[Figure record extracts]
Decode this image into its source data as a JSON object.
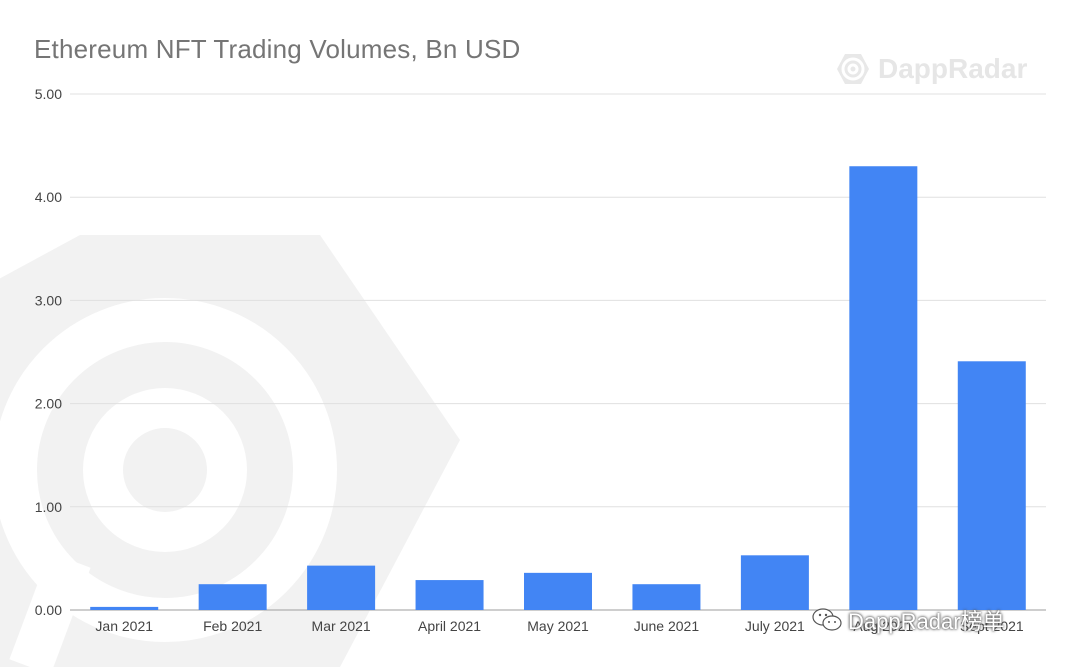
{
  "colors": {
    "bar": "#4285f4",
    "grid": "#e0e0e0",
    "axis_text": "#444444",
    "title": "#757575",
    "watermark": "#eeeeee"
  },
  "brand": {
    "icon": "dappradar-logo-icon",
    "text": "DappRadar"
  },
  "footer_badge": {
    "icon": "wechat-icon",
    "text": "DappRadar榜单"
  },
  "chart_data": {
    "type": "bar",
    "title": "Ethereum NFT Trading Volumes, Bn USD",
    "xlabel": "",
    "ylabel": "",
    "categories": [
      "Jan 2021",
      "Feb 2021",
      "Mar 2021",
      "April 2021",
      "May 2021",
      "June 2021",
      "July 2021",
      "Aug 2021",
      "Sept 2021"
    ],
    "values": [
      0.03,
      0.25,
      0.43,
      0.29,
      0.36,
      0.25,
      0.53,
      4.3,
      2.41
    ],
    "ylim": [
      0,
      5
    ],
    "yticks": [
      "0.00",
      "1.00",
      "2.00",
      "3.00",
      "4.00",
      "5.00"
    ],
    "grid": true,
    "legend": "none"
  }
}
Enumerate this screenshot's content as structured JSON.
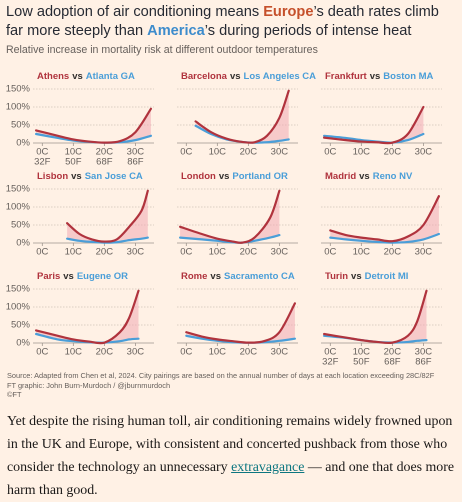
{
  "header": {
    "title": [
      "Low adoption of air conditioning means ",
      "Europe",
      "’s death rates climb far more steeply than ",
      "America",
      "’s during periods of intense heat"
    ],
    "subtitle": "Relative increase in mortality risk at different outdoor temperatures"
  },
  "chart_data": [
    {
      "type": "line",
      "title_separator": "vs",
      "x": [
        -2,
        5,
        10,
        15,
        20,
        25,
        30,
        35
      ],
      "xlim": [
        -3,
        36
      ],
      "ylim": [
        0,
        150
      ],
      "series": [
        {
          "name": "Athens",
          "color": "#b0333d",
          "values": [
            35,
            20,
            10,
            4,
            1,
            5,
            30,
            95
          ]
        },
        {
          "name": "Atlanta GA",
          "color": "#4a9ed8",
          "values": [
            25,
            14,
            7,
            3,
            1,
            2,
            8,
            20
          ]
        }
      ],
      "yticks": [
        {
          "value": 0,
          "label": "0%"
        },
        {
          "value": 50,
          "label": "50%"
        },
        {
          "value": 100,
          "label": "100%"
        },
        {
          "value": 150,
          "label": "150%"
        }
      ],
      "xticks": [
        {
          "value": 0,
          "label": "0C"
        },
        {
          "value": 10,
          "label": "10C"
        },
        {
          "value": 20,
          "label": "20C"
        },
        {
          "value": 30,
          "label": "30C"
        }
      ],
      "xticks_secondary": [
        {
          "value": 0,
          "label": "32F"
        },
        {
          "value": 10,
          "label": "50F"
        },
        {
          "value": 20,
          "label": "68F"
        },
        {
          "value": 30,
          "label": "86F"
        }
      ]
    },
    {
      "type": "line",
      "title_separator": "vs",
      "x": [
        3,
        8,
        13,
        18,
        22,
        26,
        30,
        33
      ],
      "xlim": [
        -3,
        36
      ],
      "ylim": [
        0,
        150
      ],
      "series": [
        {
          "name": "Barcelona",
          "color": "#b0333d",
          "values": [
            60,
            30,
            12,
            3,
            2,
            20,
            70,
            145
          ]
        },
        {
          "name": "Los Angeles CA",
          "color": "#4a9ed8",
          "values": [
            48,
            25,
            10,
            3,
            1,
            2,
            6,
            10
          ]
        }
      ],
      "yticks": [
        0,
        50,
        100,
        150
      ],
      "xticks": [
        {
          "value": 0,
          "label": "0C"
        },
        {
          "value": 10,
          "label": "10C"
        },
        {
          "value": 20,
          "label": "20C"
        },
        {
          "value": 30,
          "label": "30C"
        }
      ]
    },
    {
      "type": "line",
      "title_separator": "vs",
      "x": [
        -2,
        5,
        10,
        15,
        20,
        25,
        30
      ],
      "xlim": [
        -3,
        36
      ],
      "ylim": [
        0,
        150
      ],
      "series": [
        {
          "name": "Frankfurt",
          "color": "#b0333d",
          "values": [
            15,
            8,
            4,
            2,
            1,
            25,
            100
          ]
        },
        {
          "name": "Boston MA",
          "color": "#4a9ed8",
          "values": [
            20,
            14,
            8,
            4,
            1,
            8,
            25
          ]
        }
      ],
      "yticks": [
        0,
        50,
        100,
        150
      ],
      "xticks": [
        {
          "value": 0,
          "label": "0C"
        },
        {
          "value": 10,
          "label": "10C"
        },
        {
          "value": 20,
          "label": "20C"
        },
        {
          "value": 30,
          "label": "30C"
        }
      ]
    },
    {
      "type": "line",
      "title_separator": "vs",
      "x": [
        8,
        12,
        16,
        20,
        24,
        28,
        32,
        34
      ],
      "xlim": [
        -3,
        36
      ],
      "ylim": [
        0,
        150
      ],
      "series": [
        {
          "name": "Lisbon",
          "color": "#b0333d",
          "values": [
            55,
            25,
            10,
            4,
            10,
            45,
            90,
            145
          ]
        },
        {
          "name": "San Jose CA",
          "color": "#4a9ed8",
          "values": [
            12,
            6,
            3,
            1,
            2,
            8,
            12,
            15
          ]
        }
      ],
      "yticks": [
        {
          "value": 0,
          "label": "0%"
        },
        {
          "value": 50,
          "label": "50%"
        },
        {
          "value": 100,
          "label": "100%"
        },
        {
          "value": 150,
          "label": "150%"
        }
      ],
      "xticks": [
        {
          "value": 0,
          "label": "0C"
        },
        {
          "value": 10,
          "label": "10C"
        },
        {
          "value": 20,
          "label": "20C"
        },
        {
          "value": 30,
          "label": "30C"
        }
      ]
    },
    {
      "type": "line",
      "title_separator": "vs",
      "x": [
        -2,
        5,
        10,
        15,
        18,
        22,
        27,
        30
      ],
      "xlim": [
        -3,
        36
      ],
      "ylim": [
        0,
        150
      ],
      "series": [
        {
          "name": "London",
          "color": "#b0333d",
          "values": [
            45,
            25,
            12,
            4,
            1,
            15,
            70,
            145
          ]
        },
        {
          "name": "Portland OR",
          "color": "#4a9ed8",
          "values": [
            15,
            10,
            6,
            2,
            1,
            6,
            15,
            22
          ]
        }
      ],
      "yticks": [
        0,
        50,
        100,
        150
      ],
      "xticks": [
        {
          "value": 0,
          "label": "0C"
        },
        {
          "value": 10,
          "label": "10C"
        },
        {
          "value": 20,
          "label": "20C"
        },
        {
          "value": 30,
          "label": "30C"
        }
      ]
    },
    {
      "type": "line",
      "title_separator": "vs",
      "x": [
        0,
        5,
        10,
        15,
        20,
        25,
        30,
        35
      ],
      "xlim": [
        -3,
        36
      ],
      "ylim": [
        0,
        150
      ],
      "series": [
        {
          "name": "Madrid",
          "color": "#b0333d",
          "values": [
            35,
            22,
            15,
            10,
            5,
            18,
            50,
            130
          ]
        },
        {
          "name": "Reno NV",
          "color": "#4a9ed8",
          "values": [
            15,
            10,
            6,
            3,
            1,
            3,
            10,
            25
          ]
        }
      ],
      "yticks": [
        0,
        50,
        100,
        150
      ],
      "xticks": [
        {
          "value": 0,
          "label": "0C"
        },
        {
          "value": 10,
          "label": "10C"
        },
        {
          "value": 20,
          "label": "20C"
        },
        {
          "value": 30,
          "label": "30C"
        }
      ]
    },
    {
      "type": "line",
      "title_separator": "vs",
      "x": [
        -2,
        5,
        10,
        15,
        20,
        25,
        28,
        31
      ],
      "xlim": [
        -3,
        36
      ],
      "ylim": [
        0,
        150
      ],
      "series": [
        {
          "name": "Paris",
          "color": "#b0333d",
          "values": [
            35,
            20,
            10,
            4,
            1,
            30,
            70,
            145
          ]
        },
        {
          "name": "Eugene OR",
          "color": "#4a9ed8",
          "values": [
            25,
            10,
            5,
            2,
            1,
            5,
            10,
            12
          ]
        }
      ],
      "yticks": [
        {
          "value": 0,
          "label": "0%"
        },
        {
          "value": 50,
          "label": "50%"
        },
        {
          "value": 100,
          "label": "100%"
        },
        {
          "value": 150,
          "label": "150%"
        }
      ],
      "xticks": [
        {
          "value": 0,
          "label": "0C"
        },
        {
          "value": 10,
          "label": "10C"
        },
        {
          "value": 20,
          "label": "20C"
        },
        {
          "value": 30,
          "label": "30C"
        }
      ]
    },
    {
      "type": "line",
      "title_separator": "vs",
      "x": [
        0,
        5,
        10,
        15,
        20,
        25,
        30,
        35
      ],
      "xlim": [
        -3,
        36
      ],
      "ylim": [
        0,
        150
      ],
      "series": [
        {
          "name": "Rome",
          "color": "#b0333d",
          "values": [
            30,
            18,
            10,
            5,
            1,
            5,
            30,
            110
          ]
        },
        {
          "name": "Sacramento CA",
          "color": "#4a9ed8",
          "values": [
            20,
            12,
            6,
            2,
            1,
            2,
            6,
            12
          ]
        }
      ],
      "yticks": [
        0,
        50,
        100,
        150
      ],
      "xticks": [
        {
          "value": 0,
          "label": "0C"
        },
        {
          "value": 10,
          "label": "10C"
        },
        {
          "value": 20,
          "label": "20C"
        },
        {
          "value": 30,
          "label": "30C"
        }
      ]
    },
    {
      "type": "line",
      "title_separator": "vs",
      "x": [
        -2,
        5,
        10,
        15,
        20,
        25,
        28,
        31
      ],
      "xlim": [
        -3,
        36
      ],
      "ylim": [
        0,
        150
      ],
      "series": [
        {
          "name": "Turin",
          "color": "#b0333d",
          "values": [
            25,
            15,
            8,
            3,
            1,
            20,
            60,
            145
          ]
        },
        {
          "name": "Detroit MI",
          "color": "#4a9ed8",
          "values": [
            20,
            14,
            8,
            3,
            1,
            3,
            6,
            8
          ]
        }
      ],
      "yticks": [
        0,
        50,
        100,
        150
      ],
      "xticks": [
        {
          "value": 0,
          "label": "0C"
        },
        {
          "value": 10,
          "label": "10C"
        },
        {
          "value": 20,
          "label": "20C"
        },
        {
          "value": 30,
          "label": "30C"
        }
      ],
      "xticks_secondary": [
        {
          "value": 0,
          "label": "32F"
        },
        {
          "value": 10,
          "label": "50F"
        },
        {
          "value": 20,
          "label": "68F"
        },
        {
          "value": 30,
          "label": "86F"
        }
      ]
    }
  ],
  "source": [
    "Source: Adapted from Chen et al, 2024. City pairings are based on the annual number of days at each location exceeding 28C/82F",
    "FT graphic: John Burn-Murdoch / @jburnmurdoch",
    "©FT"
  ],
  "article": {
    "paragraph": [
      "Yet despite the rising human toll, air conditioning remains widely frowned upon in the UK and Europe, with consistent and concerted pushback from those who consider the technology an unnecessary ",
      "extravagance",
      " — and one that does more harm than good."
    ]
  }
}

▶ **REQUIRED WORK**: Report each line in the preceding entries that holds the string "JSON".

▶ **COMPLETED TASK**:
Decode this image into its source data as a JSON object.
Enumerate this screenshot's content as structured JSON.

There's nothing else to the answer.